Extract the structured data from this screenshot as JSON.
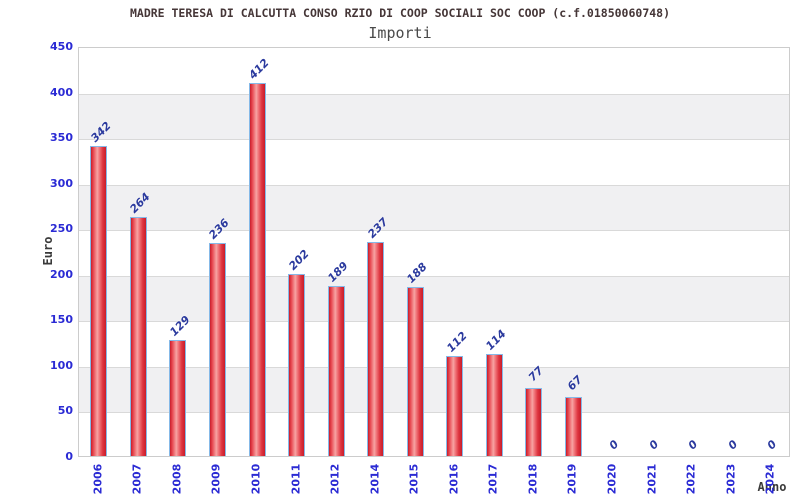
{
  "header": {
    "title": "MADRE TERESA DI CALCUTTA CONSO RZIO DI COOP SOCIALI SOC COOP (c.f.01850060748)",
    "subtitle": "Importi"
  },
  "axes": {
    "y_title": "Euro",
    "x_title": "Anno"
  },
  "chart_data": {
    "type": "bar",
    "title": "MADRE TERESA DI CALCUTTA CONSO RZIO DI COOP SOCIALI SOC COOP (c.f.01850060748)",
    "subtitle": "Importi",
    "xlabel": "Anno",
    "ylabel": "Euro",
    "categories": [
      "2006",
      "2007",
      "2008",
      "2009",
      "2010",
      "2011",
      "2012",
      "2014",
      "2015",
      "2016",
      "2017",
      "2018",
      "2019",
      "2020",
      "2021",
      "2022",
      "2023",
      "2024"
    ],
    "values": [
      342,
      264,
      129,
      236,
      412,
      202,
      189,
      237,
      188,
      112,
      114,
      77,
      67,
      0,
      0,
      0,
      0,
      0
    ],
    "ylim": [
      0,
      450
    ],
    "y_ticks": [
      450,
      400,
      350,
      300,
      250,
      200,
      150,
      100,
      50,
      0
    ],
    "grid": true,
    "legend_position": "none",
    "colors": {
      "bar_edge": "#c91d2b",
      "bar_highlight": "#f7a3a3",
      "bar_border": "#85b9e8",
      "tick_label": "#2a2ad4",
      "value_label": "#2b3a9e",
      "band_even": "#ffffff",
      "band_odd": "#f0f0f2",
      "gridline": "#d9d9d9",
      "title": "#453637"
    }
  }
}
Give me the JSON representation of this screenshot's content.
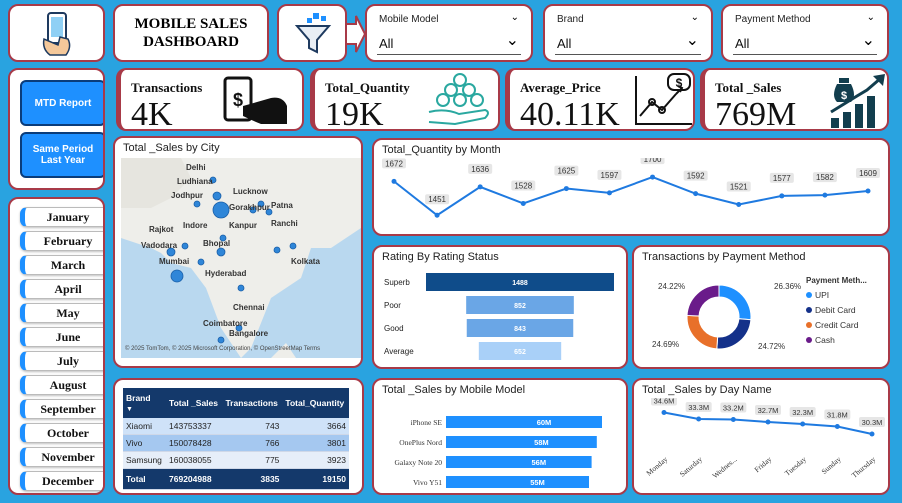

# # # # # # #

Exercise directions: Copy the records exactly. Skip the pictures.

Written response:
Extract the structured data from this screenshot as JSON.
{
  "header": {
    "title": "MADRE TERESA DI CALCUTTA CONSO RZIO DI COOP SOCIALI SOC COOP (c.f.01850060748)",
    "subtitle": "Importi"
  },
  "axes": {
    "y_title": "Euro",
    "x_title": "Anno"
  },
  "chart_data": {
    "type": "bar",
    "title": "MADRE TERESA DI CALCUTTA CONSO RZIO DI COOP SOCIALI SOC COOP (c.f.01850060748)",
    "subtitle": "Importi",
    "xlabel": "Anno",
    "ylabel": "Euro",
    "categories": [
      "2006",
      "2007",
      "2008",
      "2009",
      "2010",
      "2011",
      "2012",
      "2014",
      "2015",
      "2016",
      "2017",
      "2018",
      "2019",
      "2020",
      "2021",
      "2022",
      "2023",
      "2024"
    ],
    "values": [
      342,
      264,
      129,
      236,
      412,
      202,
      189,
      237,
      188,
      112,
      114,
      77,
      67,
      0,
      0,
      0,
      0,
      0
    ],
    "ylim": [
      0,
      450
    ],
    "y_ticks": [
      450,
      400,
      350,
      300,
      250,
      200,
      150,
      100,
      50,
      0
    ],
    "grid": true,
    "legend_position": "none",
    "colors": {
      "bar_edge": "#c91d2b",
      "bar_highlight": "#f7a3a3",
      "bar_border": "#85b9e8",
      "tick_label": "#2a2ad4",
      "value_label": "#2b3a9e",
      "band_even": "#ffffff",
      "band_odd": "#f0f0f2",
      "gridline": "#d9d9d9",
      "title": "#453637"
    }
  }
}
Give me the JSON representation of this screenshot's content.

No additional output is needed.